◆ Task statement
Copy out each line that includes the word "POMMES".

Source data
======

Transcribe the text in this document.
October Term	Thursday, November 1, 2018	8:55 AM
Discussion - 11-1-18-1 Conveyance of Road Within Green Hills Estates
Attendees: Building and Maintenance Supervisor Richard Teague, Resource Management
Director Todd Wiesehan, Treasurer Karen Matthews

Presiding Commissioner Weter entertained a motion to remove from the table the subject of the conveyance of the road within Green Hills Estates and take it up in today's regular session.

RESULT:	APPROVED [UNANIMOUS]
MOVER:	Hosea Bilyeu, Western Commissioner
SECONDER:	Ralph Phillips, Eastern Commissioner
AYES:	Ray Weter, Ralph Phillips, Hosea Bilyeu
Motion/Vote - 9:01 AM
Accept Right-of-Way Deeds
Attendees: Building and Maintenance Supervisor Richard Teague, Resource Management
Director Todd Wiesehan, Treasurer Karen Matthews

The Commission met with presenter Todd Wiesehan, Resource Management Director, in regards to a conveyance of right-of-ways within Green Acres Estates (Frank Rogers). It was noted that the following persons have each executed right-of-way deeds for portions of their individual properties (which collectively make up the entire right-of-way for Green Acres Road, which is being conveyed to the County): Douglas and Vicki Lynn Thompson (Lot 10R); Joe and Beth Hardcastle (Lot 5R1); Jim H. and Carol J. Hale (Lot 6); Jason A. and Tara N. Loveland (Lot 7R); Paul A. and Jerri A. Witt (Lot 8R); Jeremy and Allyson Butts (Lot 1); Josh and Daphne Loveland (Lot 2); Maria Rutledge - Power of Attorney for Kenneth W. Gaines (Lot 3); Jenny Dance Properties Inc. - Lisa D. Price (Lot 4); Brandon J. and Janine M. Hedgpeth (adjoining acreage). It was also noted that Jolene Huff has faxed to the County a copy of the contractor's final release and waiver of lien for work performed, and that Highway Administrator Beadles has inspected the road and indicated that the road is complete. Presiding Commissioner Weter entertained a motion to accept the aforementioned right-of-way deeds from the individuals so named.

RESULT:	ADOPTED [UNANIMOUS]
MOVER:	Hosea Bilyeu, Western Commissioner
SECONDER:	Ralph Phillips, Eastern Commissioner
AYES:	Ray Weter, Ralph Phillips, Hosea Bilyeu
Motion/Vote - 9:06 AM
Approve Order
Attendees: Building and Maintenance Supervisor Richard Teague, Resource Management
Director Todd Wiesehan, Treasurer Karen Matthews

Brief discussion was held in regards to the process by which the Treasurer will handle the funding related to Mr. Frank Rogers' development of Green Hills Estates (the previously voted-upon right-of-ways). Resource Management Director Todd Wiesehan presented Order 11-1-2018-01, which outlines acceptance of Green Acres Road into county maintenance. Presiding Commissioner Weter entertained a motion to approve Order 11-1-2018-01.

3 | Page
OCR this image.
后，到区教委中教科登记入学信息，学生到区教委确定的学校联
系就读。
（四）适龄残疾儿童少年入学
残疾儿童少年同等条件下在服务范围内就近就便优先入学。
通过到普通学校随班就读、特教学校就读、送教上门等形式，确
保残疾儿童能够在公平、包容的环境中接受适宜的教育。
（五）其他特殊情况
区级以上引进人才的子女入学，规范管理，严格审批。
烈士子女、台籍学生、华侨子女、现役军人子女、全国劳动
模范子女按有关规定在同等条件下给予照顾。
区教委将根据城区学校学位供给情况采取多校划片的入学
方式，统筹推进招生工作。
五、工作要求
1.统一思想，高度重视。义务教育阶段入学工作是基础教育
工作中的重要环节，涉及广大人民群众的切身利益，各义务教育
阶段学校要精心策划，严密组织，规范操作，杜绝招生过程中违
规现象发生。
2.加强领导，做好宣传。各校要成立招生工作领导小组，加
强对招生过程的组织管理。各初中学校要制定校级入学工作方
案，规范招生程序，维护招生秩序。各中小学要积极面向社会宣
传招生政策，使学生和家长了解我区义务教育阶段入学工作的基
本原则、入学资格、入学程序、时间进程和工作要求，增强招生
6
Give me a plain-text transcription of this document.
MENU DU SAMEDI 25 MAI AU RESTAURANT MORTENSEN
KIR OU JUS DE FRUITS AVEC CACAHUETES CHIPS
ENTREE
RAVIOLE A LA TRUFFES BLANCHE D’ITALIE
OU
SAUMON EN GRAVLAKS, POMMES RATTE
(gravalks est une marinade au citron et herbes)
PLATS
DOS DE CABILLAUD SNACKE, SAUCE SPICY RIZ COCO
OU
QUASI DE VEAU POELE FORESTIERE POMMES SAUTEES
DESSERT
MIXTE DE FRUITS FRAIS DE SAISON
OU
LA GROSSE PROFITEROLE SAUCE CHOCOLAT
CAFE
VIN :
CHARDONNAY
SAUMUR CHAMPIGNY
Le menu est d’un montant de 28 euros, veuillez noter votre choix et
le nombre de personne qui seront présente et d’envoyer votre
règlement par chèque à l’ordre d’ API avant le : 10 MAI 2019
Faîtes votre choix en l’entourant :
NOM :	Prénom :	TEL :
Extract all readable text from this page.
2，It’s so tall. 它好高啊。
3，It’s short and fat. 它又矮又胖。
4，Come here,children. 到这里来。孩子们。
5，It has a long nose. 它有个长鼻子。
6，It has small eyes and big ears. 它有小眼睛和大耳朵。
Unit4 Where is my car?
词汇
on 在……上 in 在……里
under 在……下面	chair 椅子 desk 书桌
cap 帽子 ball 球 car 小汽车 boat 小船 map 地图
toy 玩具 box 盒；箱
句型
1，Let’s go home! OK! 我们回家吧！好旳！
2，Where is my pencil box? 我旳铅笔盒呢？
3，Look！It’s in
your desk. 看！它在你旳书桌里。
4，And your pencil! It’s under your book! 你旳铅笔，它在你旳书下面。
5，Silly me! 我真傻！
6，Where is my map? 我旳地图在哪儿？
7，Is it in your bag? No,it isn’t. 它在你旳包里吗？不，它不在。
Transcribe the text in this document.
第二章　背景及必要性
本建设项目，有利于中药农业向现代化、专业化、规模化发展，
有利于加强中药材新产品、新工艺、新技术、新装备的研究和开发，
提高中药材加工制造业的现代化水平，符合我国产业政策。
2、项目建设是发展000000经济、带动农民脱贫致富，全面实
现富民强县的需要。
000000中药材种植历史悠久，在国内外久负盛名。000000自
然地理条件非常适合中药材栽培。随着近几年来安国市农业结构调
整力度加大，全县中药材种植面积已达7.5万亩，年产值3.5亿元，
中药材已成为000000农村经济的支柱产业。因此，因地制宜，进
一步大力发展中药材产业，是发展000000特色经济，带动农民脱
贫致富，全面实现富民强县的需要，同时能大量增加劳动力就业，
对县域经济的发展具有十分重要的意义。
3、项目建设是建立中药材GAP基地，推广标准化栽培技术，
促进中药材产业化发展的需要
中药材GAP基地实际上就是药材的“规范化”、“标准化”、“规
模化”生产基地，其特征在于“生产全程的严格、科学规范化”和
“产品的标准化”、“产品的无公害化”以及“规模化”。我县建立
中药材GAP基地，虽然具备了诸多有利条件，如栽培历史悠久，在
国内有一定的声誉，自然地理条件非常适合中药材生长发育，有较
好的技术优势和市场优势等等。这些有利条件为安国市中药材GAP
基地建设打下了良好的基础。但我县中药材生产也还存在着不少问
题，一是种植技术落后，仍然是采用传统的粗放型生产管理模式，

======

◆ Output for this task
SAUMON EN GRAVLAKS, POMMES RATTE
QUASI DE VEAU POELE FORESTIERE POMMES SAUTEES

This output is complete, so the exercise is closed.